* WHAT THE TASK REQUIRES: Give every line back verbatim, dropping all images.

* THE DATA:

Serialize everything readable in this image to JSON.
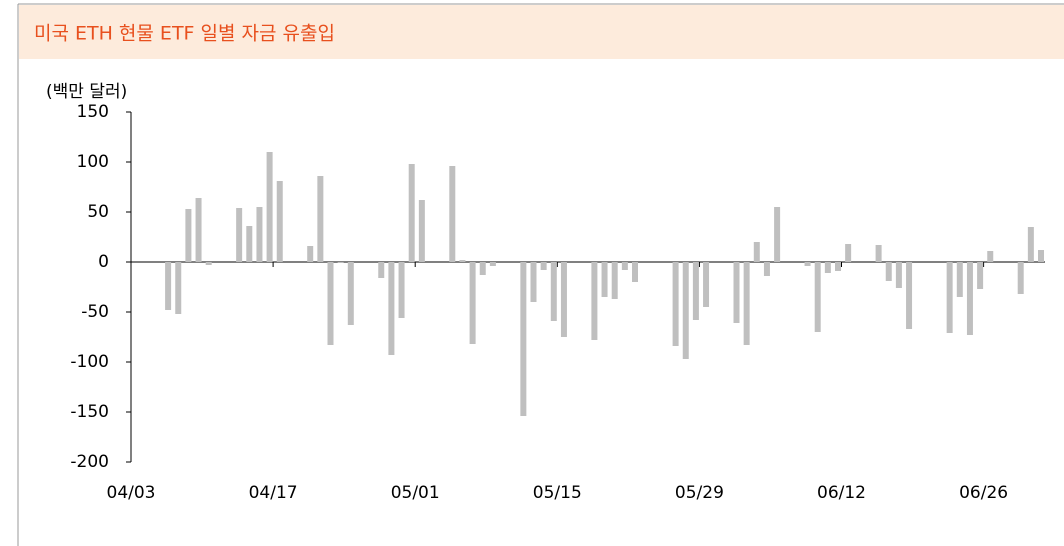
{
  "chart_data": {
    "type": "bar",
    "title": "미국 ETH 현물 ETF 일별 자금 유출입",
    "y_label": "(백만 달러)",
    "color": "#bfbfbf",
    "categories": [
      "04/03",
      null,
      null,
      null,
      null,
      null,
      null,
      null,
      null,
      null,
      null,
      null,
      null,
      null,
      "04/17",
      null,
      null,
      null,
      null,
      null,
      null,
      null,
      null,
      null,
      null,
      null,
      null,
      null,
      "05/01",
      null,
      null,
      null,
      null,
      null,
      null,
      null,
      null,
      null,
      null,
      null,
      null,
      null,
      "05/15",
      null,
      null,
      null,
      null,
      null,
      null,
      null,
      null,
      null,
      null,
      null,
      null,
      null,
      "05/29",
      null,
      null,
      null,
      null,
      null,
      null,
      null,
      null,
      null,
      null,
      null,
      null,
      null,
      "06/12",
      null,
      null,
      null,
      null,
      null,
      null,
      null,
      null,
      null,
      null,
      null,
      null,
      null,
      "06/26",
      null,
      null,
      null,
      null,
      null,
      null
    ],
    "values": [
      null,
      null,
      null,
      null,
      -48,
      -52,
      53,
      64,
      -3,
      null,
      null,
      54,
      36,
      55,
      110,
      81,
      null,
      null,
      16,
      86,
      -83,
      -1,
      -63,
      null,
      null,
      -16,
      -93,
      -56,
      98,
      62,
      null,
      null,
      96,
      2,
      -82,
      -13,
      -4,
      null,
      null,
      -154,
      -40,
      -8,
      -59,
      -75,
      null,
      null,
      -78,
      -35,
      -37,
      -8,
      -20,
      null,
      null,
      null,
      -84,
      -97,
      -58,
      -45,
      null,
      null,
      -61,
      -83,
      20,
      -14,
      55,
      null,
      null,
      -4,
      -70,
      -11,
      -9,
      18,
      null,
      null,
      17,
      -19,
      -26,
      -67,
      null,
      null,
      null,
      -71,
      -35,
      -73,
      -27,
      11,
      null,
      null,
      -32,
      35,
      12
    ],
    "ylim": [
      -200,
      150
    ],
    "yticks": [
      -200,
      -150,
      -100,
      -50,
      0,
      50,
      100,
      150
    ]
  }
}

* EXPECTED ANSWER:
Serialize everything readable in this image to JSON.
{
  "chart_data": {
    "type": "bar",
    "title": "미국 ETH 현물 ETF 일별 자금 유출입",
    "y_label": "(백만 달러)",
    "color": "#bfbfbf",
    "categories": [
      "04/03",
      null,
      null,
      null,
      null,
      null,
      null,
      null,
      null,
      null,
      null,
      null,
      null,
      null,
      "04/17",
      null,
      null,
      null,
      null,
      null,
      null,
      null,
      null,
      null,
      null,
      null,
      null,
      null,
      "05/01",
      null,
      null,
      null,
      null,
      null,
      null,
      null,
      null,
      null,
      null,
      null,
      null,
      null,
      "05/15",
      null,
      null,
      null,
      null,
      null,
      null,
      null,
      null,
      null,
      null,
      null,
      null,
      null,
      "05/29",
      null,
      null,
      null,
      null,
      null,
      null,
      null,
      null,
      null,
      null,
      null,
      null,
      null,
      "06/12",
      null,
      null,
      null,
      null,
      null,
      null,
      null,
      null,
      null,
      null,
      null,
      null,
      null,
      "06/26",
      null,
      null,
      null,
      null,
      null,
      null
    ],
    "values": [
      null,
      null,
      null,
      null,
      -48,
      -52,
      53,
      64,
      -3,
      null,
      null,
      54,
      36,
      55,
      110,
      81,
      null,
      null,
      16,
      86,
      -83,
      -1,
      -63,
      null,
      null,
      -16,
      -93,
      -56,
      98,
      62,
      null,
      null,
      96,
      2,
      -82,
      -13,
      -4,
      null,
      null,
      -154,
      -40,
      -8,
      -59,
      -75,
      null,
      null,
      -78,
      -35,
      -37,
      -8,
      -20,
      null,
      null,
      null,
      -84,
      -97,
      -58,
      -45,
      null,
      null,
      -61,
      -83,
      20,
      -14,
      55,
      null,
      null,
      -4,
      -70,
      -11,
      -9,
      18,
      null,
      null,
      17,
      -19,
      -26,
      -67,
      null,
      null,
      null,
      -71,
      -35,
      -73,
      -27,
      11,
      null,
      null,
      -32,
      35,
      12
    ],
    "ylim": [
      -200,
      150
    ],
    "yticks": [
      -200,
      -150,
      -100,
      -50,
      0,
      50,
      100,
      150
    ]
  }
}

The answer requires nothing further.